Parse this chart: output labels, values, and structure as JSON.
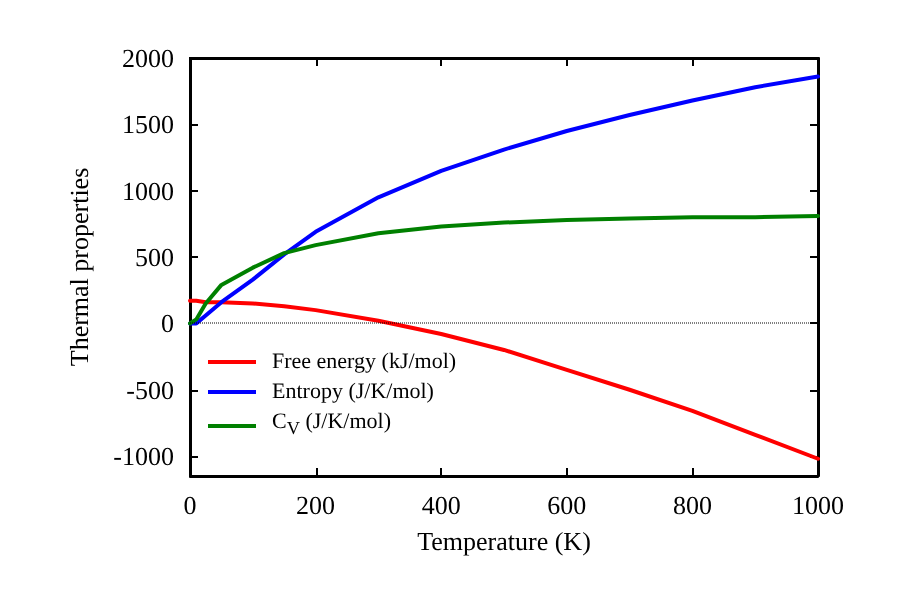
{
  "chart_data": {
    "type": "line",
    "xlabel": "Temperature (K)",
    "ylabel": "Thermal properties",
    "x": [
      0,
      10,
      25,
      50,
      100,
      150,
      200,
      300,
      400,
      500,
      600,
      700,
      800,
      900,
      1000
    ],
    "series": [
      {
        "name": "Free energy (kJ/mol)",
        "color": "#ff0000",
        "values": [
          170,
          170,
          160,
          160,
          150,
          130,
          100,
          20,
          -80,
          -200,
          -350,
          -500,
          -660,
          -840,
          -1020
        ]
      },
      {
        "name": "Entropy (J/K/mol)",
        "color": "#0000ff",
        "values": [
          0,
          0,
          60,
          160,
          330,
          520,
          690,
          950,
          1150,
          1310,
          1450,
          1570,
          1680,
          1780,
          1860
        ]
      },
      {
        "name": "C$_{V}$ (J/K/mol)",
        "color": "#008000",
        "values": [
          0,
          30,
          150,
          290,
          420,
          530,
          590,
          680,
          730,
          760,
          780,
          790,
          800,
          800,
          810
        ]
      }
    ],
    "xlim": [
      0,
      1000
    ],
    "xticks": [
      0,
      200,
      400,
      600,
      800,
      1000
    ],
    "ylim": [
      -1150,
      2000
    ],
    "yticks": [
      -1000,
      -500,
      0,
      500,
      1000,
      1500,
      2000
    ],
    "ref_lines": [
      {
        "axis": "y",
        "value": 0,
        "color": "#000000",
        "line_style": "dotted"
      }
    ],
    "legend": "bottom left",
    "grid": false,
    "marker": "none",
    "line_style": "solid"
  }
}
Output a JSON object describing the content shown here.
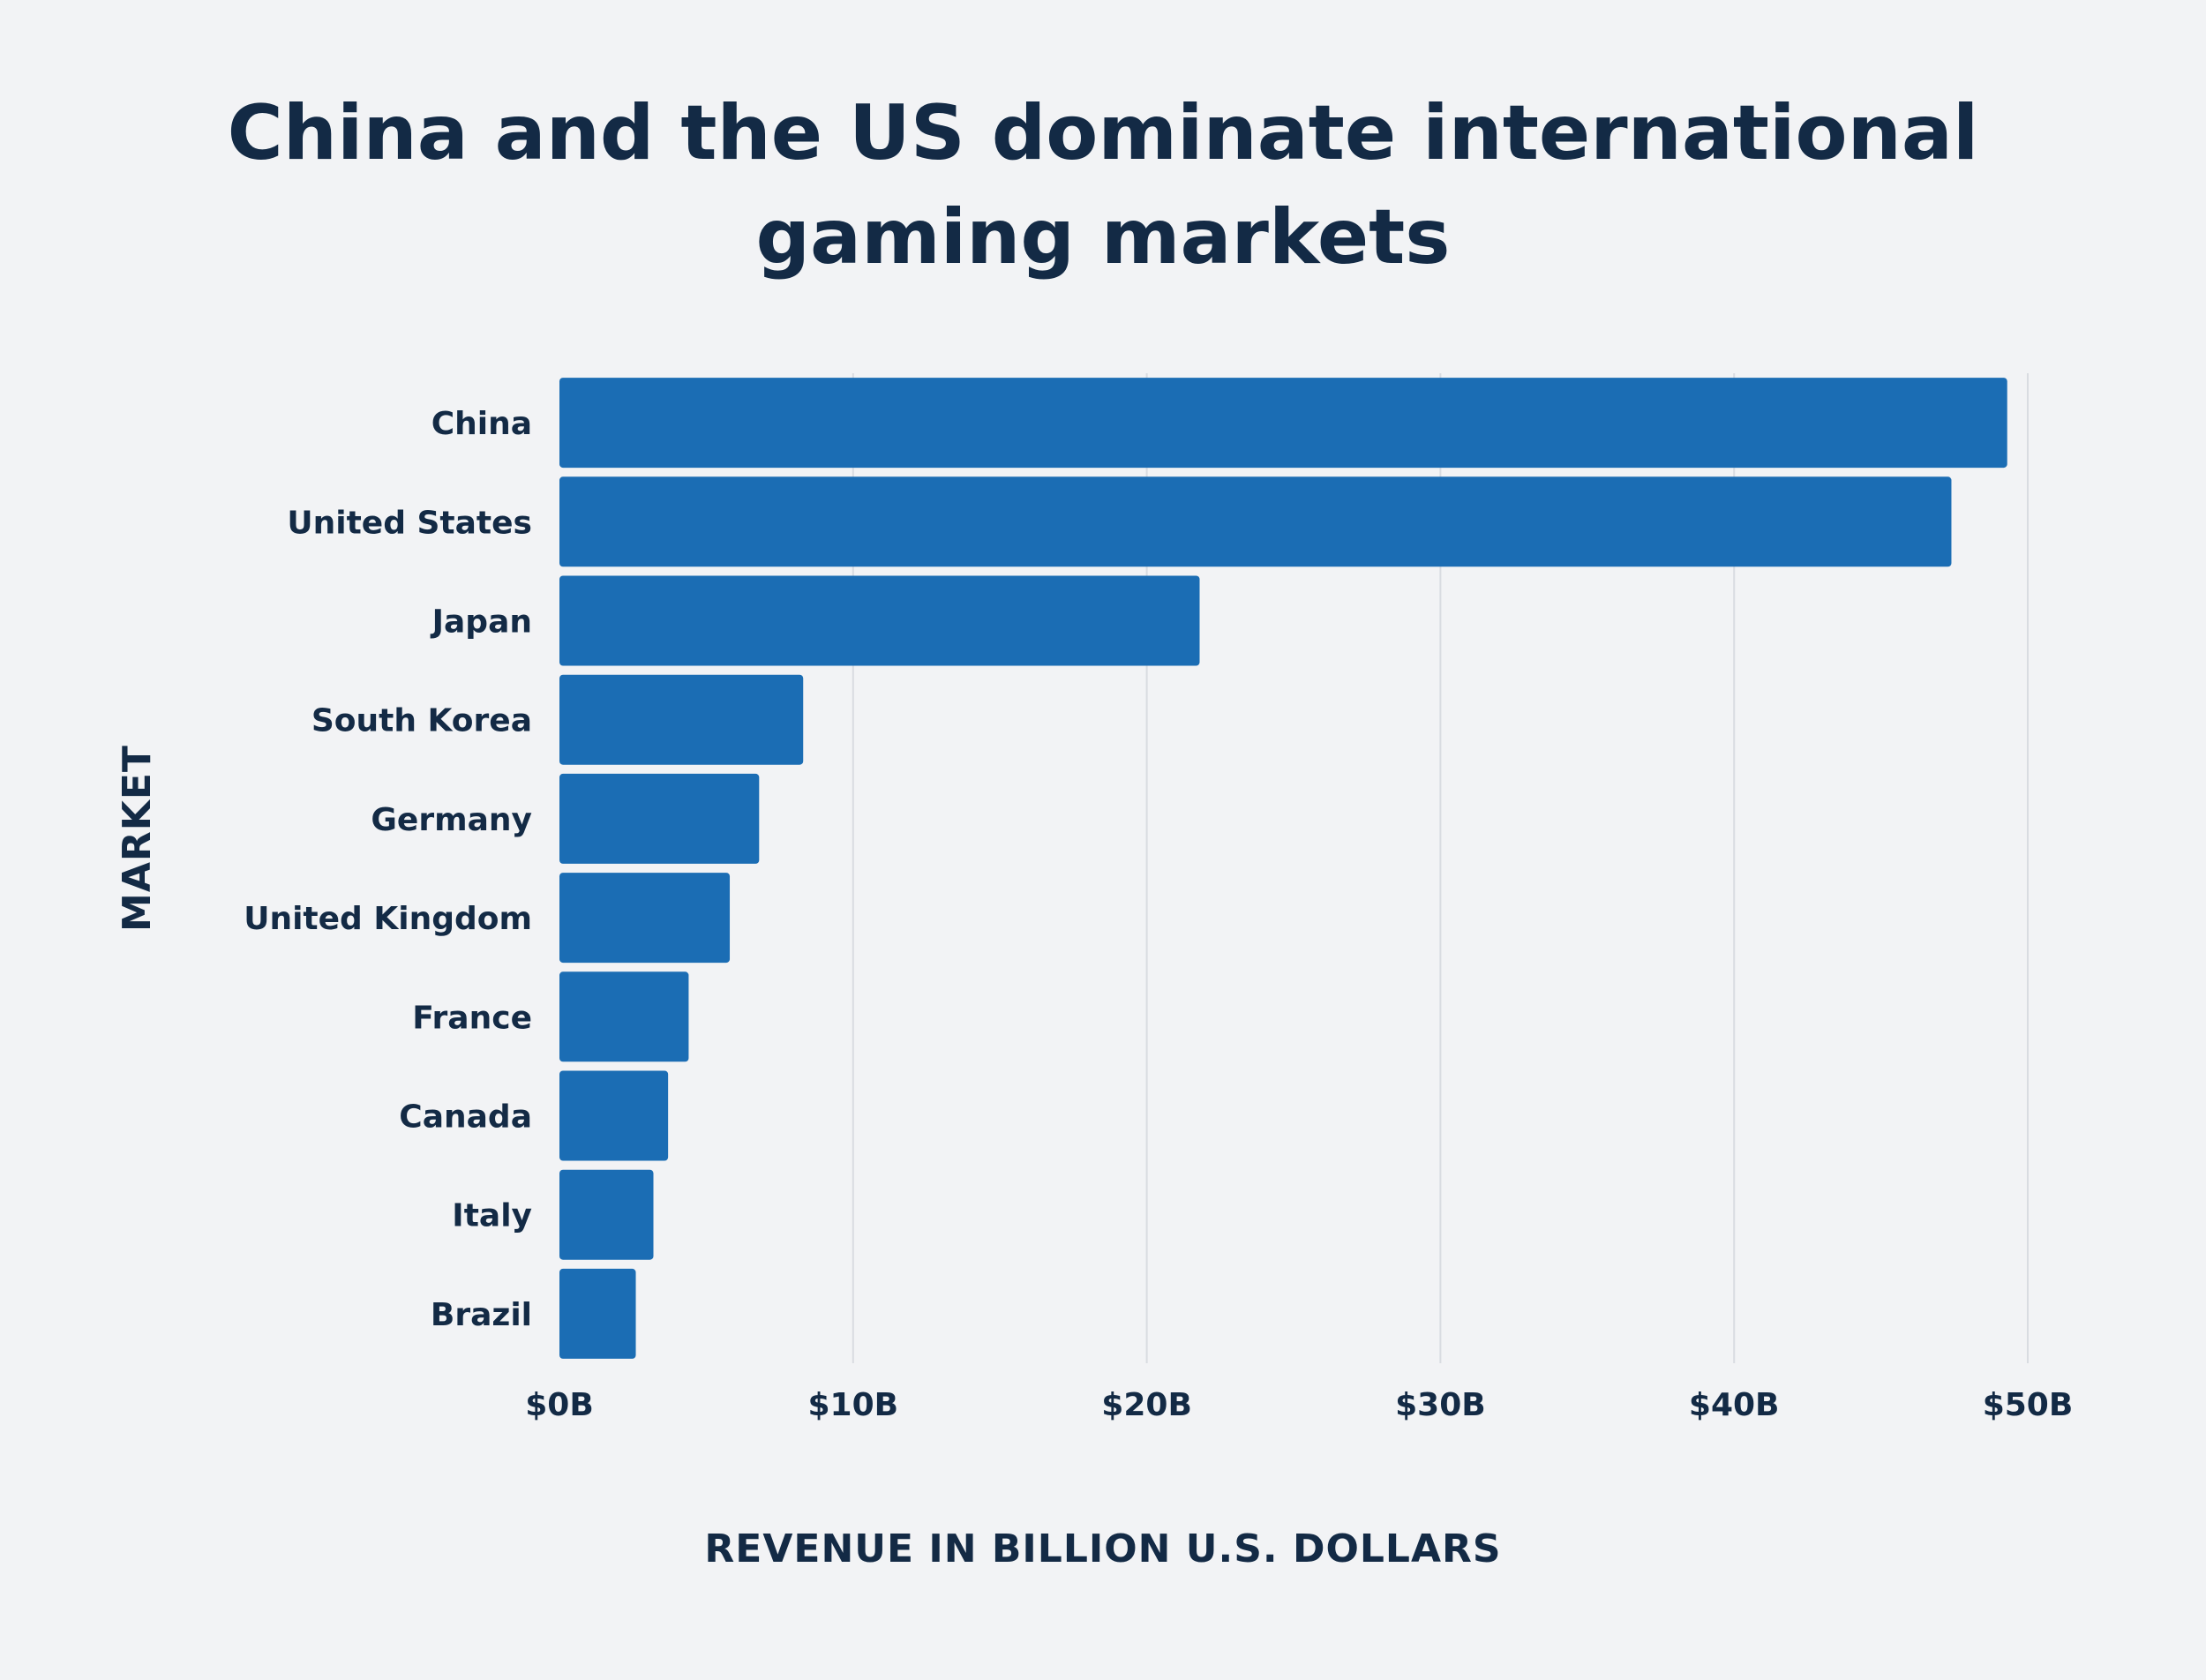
{
  "chart_data": {
    "type": "bar",
    "orientation": "horizontal",
    "title": [
      "China and the US dominate international",
      "gaming markets"
    ],
    "xlabel": "REVENUE IN BILLION U.S. DOLLARS",
    "ylabel": "MARKET",
    "categories": [
      "China",
      "United States",
      "Japan",
      "South Korea",
      "Germany",
      "United Kingdom",
      "France",
      "Canada",
      "Italy",
      "Brazil"
    ],
    "values": [
      49.3,
      47.4,
      21.8,
      8.3,
      6.8,
      5.8,
      4.4,
      3.7,
      3.2,
      2.6
    ],
    "xlim": [
      0,
      50
    ],
    "x_ticks": [
      0,
      10,
      20,
      30,
      40,
      50
    ],
    "x_tick_labels": [
      "$0B",
      "$10B",
      "$20B",
      "$30B",
      "$40B",
      "$50B"
    ],
    "grid": "vertical",
    "bar_color": "#1b6db4"
  }
}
· · · ·
> _What you have to do_: Give the material again exactly as it is, but keep the pictures out.

> _Final result_:
Parse this chart: output labels, values, and structure as JSON.
{
  "chart_data": {
    "type": "line",
    "xlabel": "Temperature (K)",
    "ylabel": "Thermal properties",
    "x": [
      0,
      10,
      25,
      50,
      100,
      150,
      200,
      300,
      400,
      500,
      600,
      700,
      800,
      900,
      1000
    ],
    "series": [
      {
        "name": "Free energy (kJ/mol)",
        "color": "#ff0000",
        "values": [
          170,
          170,
          160,
          160,
          150,
          130,
          100,
          20,
          -80,
          -200,
          -350,
          -500,
          -660,
          -840,
          -1020
        ]
      },
      {
        "name": "Entropy (J/K/mol)",
        "color": "#0000ff",
        "values": [
          0,
          0,
          60,
          160,
          330,
          520,
          690,
          950,
          1150,
          1310,
          1450,
          1570,
          1680,
          1780,
          1860
        ]
      },
      {
        "name": "C$_{V}$ (J/K/mol)",
        "color": "#008000",
        "values": [
          0,
          30,
          150,
          290,
          420,
          530,
          590,
          680,
          730,
          760,
          780,
          790,
          800,
          800,
          810
        ]
      }
    ],
    "xlim": [
      0,
      1000
    ],
    "xticks": [
      0,
      200,
      400,
      600,
      800,
      1000
    ],
    "ylim": [
      -1150,
      2000
    ],
    "yticks": [
      -1000,
      -500,
      0,
      500,
      1000,
      1500,
      2000
    ],
    "ref_lines": [
      {
        "axis": "y",
        "value": 0,
        "color": "#000000",
        "line_style": "dotted"
      }
    ],
    "legend": "bottom left",
    "grid": false,
    "marker": "none",
    "line_style": "solid"
  }
}
Output a JSON object describing the content shown here.
{
  "chart_data": {
    "type": "bar",
    "orientation": "horizontal",
    "title": [
      "China and the US dominate international",
      "gaming markets"
    ],
    "xlabel": "REVENUE IN BILLION U.S. DOLLARS",
    "ylabel": "MARKET",
    "categories": [
      "China",
      "United States",
      "Japan",
      "South Korea",
      "Germany",
      "United Kingdom",
      "France",
      "Canada",
      "Italy",
      "Brazil"
    ],
    "values": [
      49.3,
      47.4,
      21.8,
      8.3,
      6.8,
      5.8,
      4.4,
      3.7,
      3.2,
      2.6
    ],
    "xlim": [
      0,
      50
    ],
    "x_ticks": [
      0,
      10,
      20,
      30,
      40,
      50
    ],
    "x_tick_labels": [
      "$0B",
      "$10B",
      "$20B",
      "$30B",
      "$40B",
      "$50B"
    ],
    "grid": "vertical",
    "bar_color": "#1b6db4"
  }
}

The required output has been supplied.